■ **Goal**
Track down the lines that contain "service" and copy them.

○ ○ ○ ○ ○ ○ ○

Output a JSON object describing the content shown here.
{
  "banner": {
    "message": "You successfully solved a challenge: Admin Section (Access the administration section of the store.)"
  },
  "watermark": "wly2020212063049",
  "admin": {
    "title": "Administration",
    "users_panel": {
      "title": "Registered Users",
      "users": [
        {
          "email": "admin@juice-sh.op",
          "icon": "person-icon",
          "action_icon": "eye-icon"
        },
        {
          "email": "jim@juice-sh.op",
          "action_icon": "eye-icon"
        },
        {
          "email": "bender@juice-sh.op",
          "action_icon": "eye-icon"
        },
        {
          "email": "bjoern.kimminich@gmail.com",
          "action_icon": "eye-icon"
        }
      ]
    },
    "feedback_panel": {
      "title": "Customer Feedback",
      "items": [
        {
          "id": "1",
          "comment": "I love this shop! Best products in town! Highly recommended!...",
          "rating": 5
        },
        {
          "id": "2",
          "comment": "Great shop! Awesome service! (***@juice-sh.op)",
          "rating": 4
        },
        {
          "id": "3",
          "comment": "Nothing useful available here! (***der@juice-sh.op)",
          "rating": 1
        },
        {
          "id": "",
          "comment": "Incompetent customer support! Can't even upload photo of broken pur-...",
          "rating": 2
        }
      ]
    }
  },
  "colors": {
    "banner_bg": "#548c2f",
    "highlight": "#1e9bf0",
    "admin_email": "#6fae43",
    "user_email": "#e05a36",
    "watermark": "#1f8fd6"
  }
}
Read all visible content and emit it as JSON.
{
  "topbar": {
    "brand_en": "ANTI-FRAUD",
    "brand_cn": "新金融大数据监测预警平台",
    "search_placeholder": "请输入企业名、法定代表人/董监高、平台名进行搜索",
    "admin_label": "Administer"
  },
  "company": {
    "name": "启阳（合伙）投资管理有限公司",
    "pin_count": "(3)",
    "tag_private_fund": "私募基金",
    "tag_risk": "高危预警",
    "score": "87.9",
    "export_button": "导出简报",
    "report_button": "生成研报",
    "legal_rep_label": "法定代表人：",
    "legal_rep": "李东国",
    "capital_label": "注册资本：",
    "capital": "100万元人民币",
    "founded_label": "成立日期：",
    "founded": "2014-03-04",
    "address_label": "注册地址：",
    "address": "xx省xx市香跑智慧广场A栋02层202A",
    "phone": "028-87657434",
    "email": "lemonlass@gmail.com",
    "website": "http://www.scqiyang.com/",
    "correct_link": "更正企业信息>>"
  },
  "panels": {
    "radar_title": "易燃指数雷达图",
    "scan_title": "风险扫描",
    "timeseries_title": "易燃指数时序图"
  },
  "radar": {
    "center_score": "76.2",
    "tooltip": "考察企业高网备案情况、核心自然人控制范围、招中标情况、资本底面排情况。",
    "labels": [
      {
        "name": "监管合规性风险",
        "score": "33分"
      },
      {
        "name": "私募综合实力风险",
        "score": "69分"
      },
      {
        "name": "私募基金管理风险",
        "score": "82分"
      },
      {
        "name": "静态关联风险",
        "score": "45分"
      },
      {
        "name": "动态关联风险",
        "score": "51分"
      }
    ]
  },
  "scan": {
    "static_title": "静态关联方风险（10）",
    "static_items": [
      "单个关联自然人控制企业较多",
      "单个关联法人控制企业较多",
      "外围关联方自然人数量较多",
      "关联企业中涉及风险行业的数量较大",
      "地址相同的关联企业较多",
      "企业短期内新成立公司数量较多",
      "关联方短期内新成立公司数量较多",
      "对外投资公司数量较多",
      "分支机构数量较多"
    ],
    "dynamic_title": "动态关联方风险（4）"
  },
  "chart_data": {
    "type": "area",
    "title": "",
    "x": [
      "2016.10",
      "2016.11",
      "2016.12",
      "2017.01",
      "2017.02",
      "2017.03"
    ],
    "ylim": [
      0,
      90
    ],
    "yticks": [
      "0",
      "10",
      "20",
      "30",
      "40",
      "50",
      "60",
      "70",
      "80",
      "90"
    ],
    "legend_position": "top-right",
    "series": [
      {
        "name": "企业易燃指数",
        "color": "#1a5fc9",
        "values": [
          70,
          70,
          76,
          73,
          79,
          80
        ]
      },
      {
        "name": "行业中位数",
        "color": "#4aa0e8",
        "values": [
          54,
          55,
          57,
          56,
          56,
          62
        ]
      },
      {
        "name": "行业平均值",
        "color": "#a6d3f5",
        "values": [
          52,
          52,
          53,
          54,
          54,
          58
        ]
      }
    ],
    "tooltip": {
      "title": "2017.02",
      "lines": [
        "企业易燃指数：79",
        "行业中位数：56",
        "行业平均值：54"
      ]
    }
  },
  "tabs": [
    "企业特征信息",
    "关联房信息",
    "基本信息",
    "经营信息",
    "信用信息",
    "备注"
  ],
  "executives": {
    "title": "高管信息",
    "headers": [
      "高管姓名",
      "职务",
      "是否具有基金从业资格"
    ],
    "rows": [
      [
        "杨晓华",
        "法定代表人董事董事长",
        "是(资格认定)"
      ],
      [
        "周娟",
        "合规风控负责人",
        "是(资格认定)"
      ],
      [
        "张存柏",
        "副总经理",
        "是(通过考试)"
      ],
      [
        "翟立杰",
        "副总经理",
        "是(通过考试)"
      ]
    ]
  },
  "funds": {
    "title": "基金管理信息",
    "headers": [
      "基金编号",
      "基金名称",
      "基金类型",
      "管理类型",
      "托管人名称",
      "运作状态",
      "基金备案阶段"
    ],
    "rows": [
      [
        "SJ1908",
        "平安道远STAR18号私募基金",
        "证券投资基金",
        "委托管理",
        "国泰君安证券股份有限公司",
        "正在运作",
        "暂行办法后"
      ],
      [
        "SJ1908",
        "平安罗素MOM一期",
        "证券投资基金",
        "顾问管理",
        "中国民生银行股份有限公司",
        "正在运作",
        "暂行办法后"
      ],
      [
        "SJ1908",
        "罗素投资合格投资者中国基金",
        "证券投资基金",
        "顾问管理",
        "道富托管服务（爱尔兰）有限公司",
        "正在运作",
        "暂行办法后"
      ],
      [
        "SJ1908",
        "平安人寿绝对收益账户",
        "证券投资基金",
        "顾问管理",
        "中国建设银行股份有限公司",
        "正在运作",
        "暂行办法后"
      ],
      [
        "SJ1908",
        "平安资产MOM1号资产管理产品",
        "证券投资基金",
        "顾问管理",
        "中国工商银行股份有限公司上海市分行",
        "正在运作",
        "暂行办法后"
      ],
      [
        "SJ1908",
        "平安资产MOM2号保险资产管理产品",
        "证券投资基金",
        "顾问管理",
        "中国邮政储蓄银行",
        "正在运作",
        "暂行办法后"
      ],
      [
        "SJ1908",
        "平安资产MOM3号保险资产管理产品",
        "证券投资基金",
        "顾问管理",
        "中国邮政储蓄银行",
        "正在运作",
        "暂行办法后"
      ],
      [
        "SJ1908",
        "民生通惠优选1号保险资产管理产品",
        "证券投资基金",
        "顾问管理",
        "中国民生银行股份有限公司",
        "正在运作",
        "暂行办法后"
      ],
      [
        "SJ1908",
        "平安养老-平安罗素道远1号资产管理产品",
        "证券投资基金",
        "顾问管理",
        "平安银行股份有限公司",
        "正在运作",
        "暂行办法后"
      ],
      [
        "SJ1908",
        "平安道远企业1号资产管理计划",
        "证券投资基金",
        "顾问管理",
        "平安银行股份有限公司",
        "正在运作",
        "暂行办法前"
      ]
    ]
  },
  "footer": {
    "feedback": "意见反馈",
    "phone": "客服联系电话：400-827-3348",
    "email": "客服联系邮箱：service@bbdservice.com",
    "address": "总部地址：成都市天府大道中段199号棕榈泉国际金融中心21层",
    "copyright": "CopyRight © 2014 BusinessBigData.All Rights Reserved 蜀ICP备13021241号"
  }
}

○ ○ ○ ○ ○ ○ ○

■ **Result for this exercise**
          "comment": "Great shop! Awesome service! (***@juice-sh.op)",
    "email": "客服联系邮箱：service@bbdservice.com",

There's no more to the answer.